[Data entries for graphics]
▶
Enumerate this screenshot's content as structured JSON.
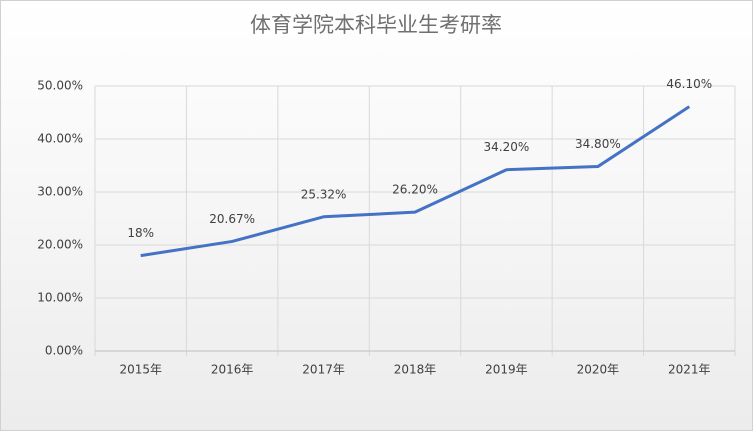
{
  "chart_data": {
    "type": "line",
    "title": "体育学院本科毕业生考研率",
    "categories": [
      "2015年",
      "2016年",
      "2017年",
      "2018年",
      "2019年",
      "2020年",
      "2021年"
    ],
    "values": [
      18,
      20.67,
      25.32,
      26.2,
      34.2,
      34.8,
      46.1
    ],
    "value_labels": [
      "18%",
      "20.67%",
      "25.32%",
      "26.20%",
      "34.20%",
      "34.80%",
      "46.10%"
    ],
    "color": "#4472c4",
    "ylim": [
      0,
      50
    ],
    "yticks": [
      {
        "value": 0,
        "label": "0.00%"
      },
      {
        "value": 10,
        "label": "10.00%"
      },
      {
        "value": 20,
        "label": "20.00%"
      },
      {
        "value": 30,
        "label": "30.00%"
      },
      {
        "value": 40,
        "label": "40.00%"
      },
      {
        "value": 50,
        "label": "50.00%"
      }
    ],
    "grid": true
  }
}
◀
▶
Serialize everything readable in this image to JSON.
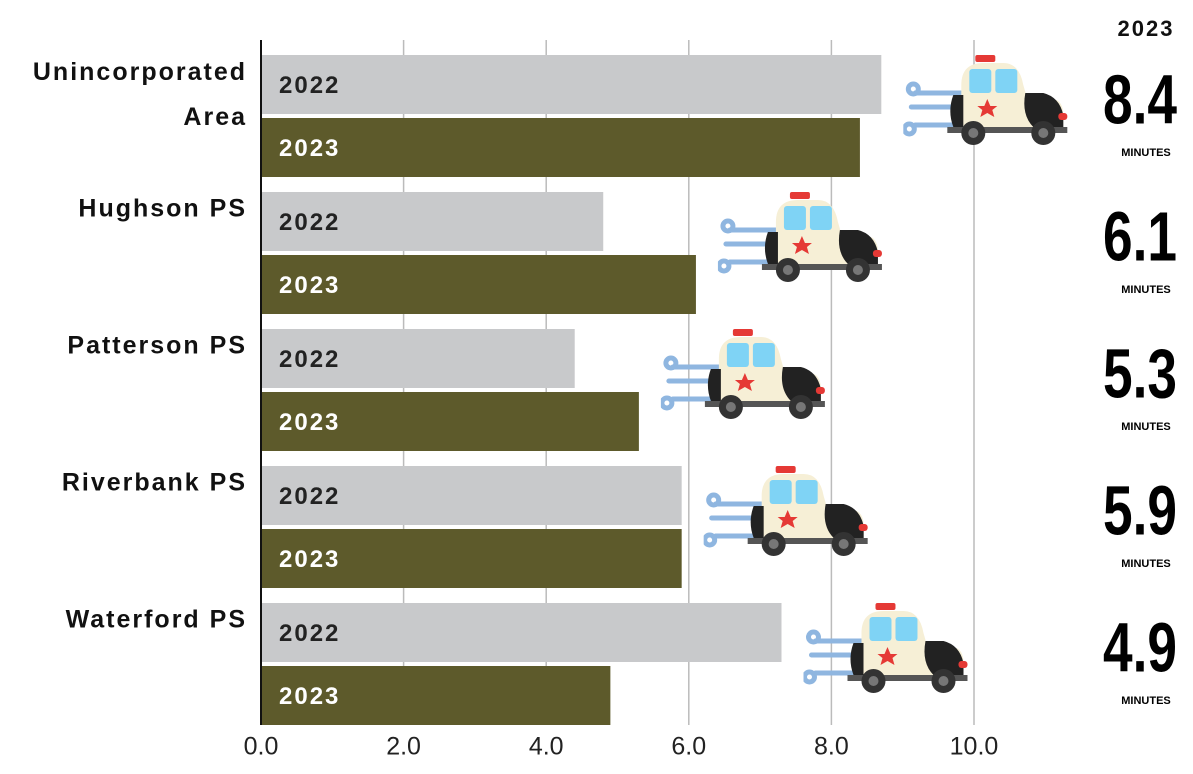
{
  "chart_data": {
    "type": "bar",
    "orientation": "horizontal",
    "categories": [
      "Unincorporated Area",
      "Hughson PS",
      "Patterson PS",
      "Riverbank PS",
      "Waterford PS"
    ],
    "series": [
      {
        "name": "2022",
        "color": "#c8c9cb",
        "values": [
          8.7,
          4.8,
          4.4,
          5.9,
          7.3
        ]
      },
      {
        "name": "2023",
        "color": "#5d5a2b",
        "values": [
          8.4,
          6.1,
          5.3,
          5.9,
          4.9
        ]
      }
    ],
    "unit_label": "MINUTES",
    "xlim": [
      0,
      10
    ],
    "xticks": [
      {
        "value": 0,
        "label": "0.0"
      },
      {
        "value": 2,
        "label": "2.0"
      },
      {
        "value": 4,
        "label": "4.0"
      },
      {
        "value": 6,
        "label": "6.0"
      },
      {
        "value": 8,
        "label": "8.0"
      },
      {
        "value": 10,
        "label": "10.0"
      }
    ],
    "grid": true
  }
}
◀
▶
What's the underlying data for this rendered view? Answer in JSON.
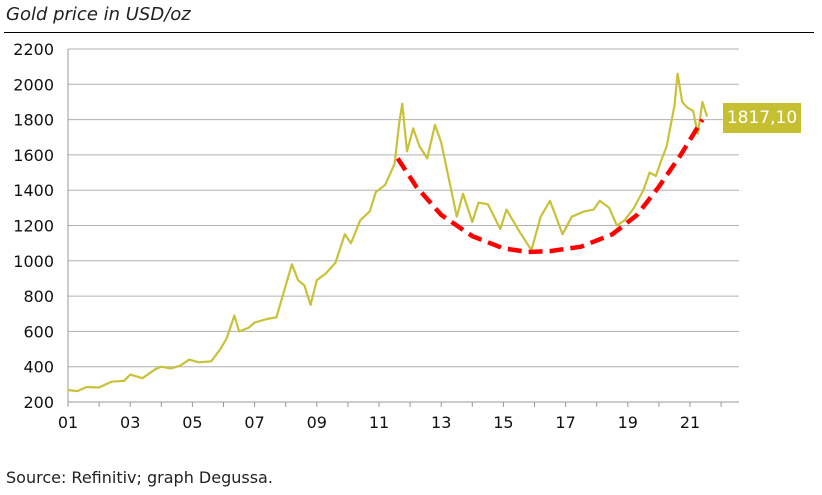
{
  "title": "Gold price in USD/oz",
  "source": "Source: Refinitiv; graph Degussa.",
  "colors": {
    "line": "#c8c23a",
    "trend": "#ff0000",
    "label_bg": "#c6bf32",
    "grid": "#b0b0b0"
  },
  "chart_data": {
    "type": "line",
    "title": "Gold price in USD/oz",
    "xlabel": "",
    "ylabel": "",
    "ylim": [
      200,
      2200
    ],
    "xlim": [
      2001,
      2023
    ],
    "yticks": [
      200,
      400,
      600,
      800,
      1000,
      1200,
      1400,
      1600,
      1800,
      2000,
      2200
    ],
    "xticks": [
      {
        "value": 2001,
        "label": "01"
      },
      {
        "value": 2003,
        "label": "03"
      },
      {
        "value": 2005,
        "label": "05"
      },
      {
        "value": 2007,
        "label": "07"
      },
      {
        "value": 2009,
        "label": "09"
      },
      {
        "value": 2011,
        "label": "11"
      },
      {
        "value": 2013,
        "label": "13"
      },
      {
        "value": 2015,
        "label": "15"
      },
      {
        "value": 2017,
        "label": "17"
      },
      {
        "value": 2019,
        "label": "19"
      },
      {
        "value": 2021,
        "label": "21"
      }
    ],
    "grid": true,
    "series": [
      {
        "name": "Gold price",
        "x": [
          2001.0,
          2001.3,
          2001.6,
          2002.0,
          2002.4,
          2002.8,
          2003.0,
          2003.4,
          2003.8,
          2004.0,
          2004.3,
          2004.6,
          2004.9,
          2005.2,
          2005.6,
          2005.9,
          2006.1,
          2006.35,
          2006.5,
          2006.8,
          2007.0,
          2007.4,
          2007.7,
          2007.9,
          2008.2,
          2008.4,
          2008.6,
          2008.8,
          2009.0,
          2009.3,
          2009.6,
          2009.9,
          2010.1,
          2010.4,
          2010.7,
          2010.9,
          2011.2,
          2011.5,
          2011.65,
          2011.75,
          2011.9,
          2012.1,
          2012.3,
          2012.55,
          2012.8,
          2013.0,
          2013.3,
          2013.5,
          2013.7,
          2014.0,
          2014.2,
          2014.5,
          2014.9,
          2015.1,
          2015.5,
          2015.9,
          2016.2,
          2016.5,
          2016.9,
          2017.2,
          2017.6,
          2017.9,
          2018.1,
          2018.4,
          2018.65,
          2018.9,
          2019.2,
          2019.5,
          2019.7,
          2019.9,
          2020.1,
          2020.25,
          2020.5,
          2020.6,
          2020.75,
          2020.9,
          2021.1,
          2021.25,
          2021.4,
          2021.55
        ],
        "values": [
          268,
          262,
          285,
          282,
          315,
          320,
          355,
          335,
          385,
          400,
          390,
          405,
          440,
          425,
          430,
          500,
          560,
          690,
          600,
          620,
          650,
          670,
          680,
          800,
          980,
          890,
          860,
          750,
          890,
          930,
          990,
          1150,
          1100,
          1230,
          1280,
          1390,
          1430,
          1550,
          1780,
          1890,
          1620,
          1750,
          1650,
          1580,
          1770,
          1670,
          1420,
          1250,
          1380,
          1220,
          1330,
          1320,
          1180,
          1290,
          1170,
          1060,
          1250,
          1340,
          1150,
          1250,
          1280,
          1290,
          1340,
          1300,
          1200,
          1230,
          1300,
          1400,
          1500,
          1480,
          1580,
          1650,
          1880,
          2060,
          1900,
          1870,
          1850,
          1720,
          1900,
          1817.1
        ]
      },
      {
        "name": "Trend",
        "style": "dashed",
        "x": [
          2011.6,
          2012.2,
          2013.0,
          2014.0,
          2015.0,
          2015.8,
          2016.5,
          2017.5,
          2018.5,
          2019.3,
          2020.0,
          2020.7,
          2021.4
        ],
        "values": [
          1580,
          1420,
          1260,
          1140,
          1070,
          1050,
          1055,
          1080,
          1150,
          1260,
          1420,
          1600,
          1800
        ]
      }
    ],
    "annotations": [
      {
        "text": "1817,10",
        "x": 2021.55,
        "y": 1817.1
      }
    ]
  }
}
◀
**What the task requires**
Determine how many lines of this listing contain "grid", and give only the number.

**The output**
4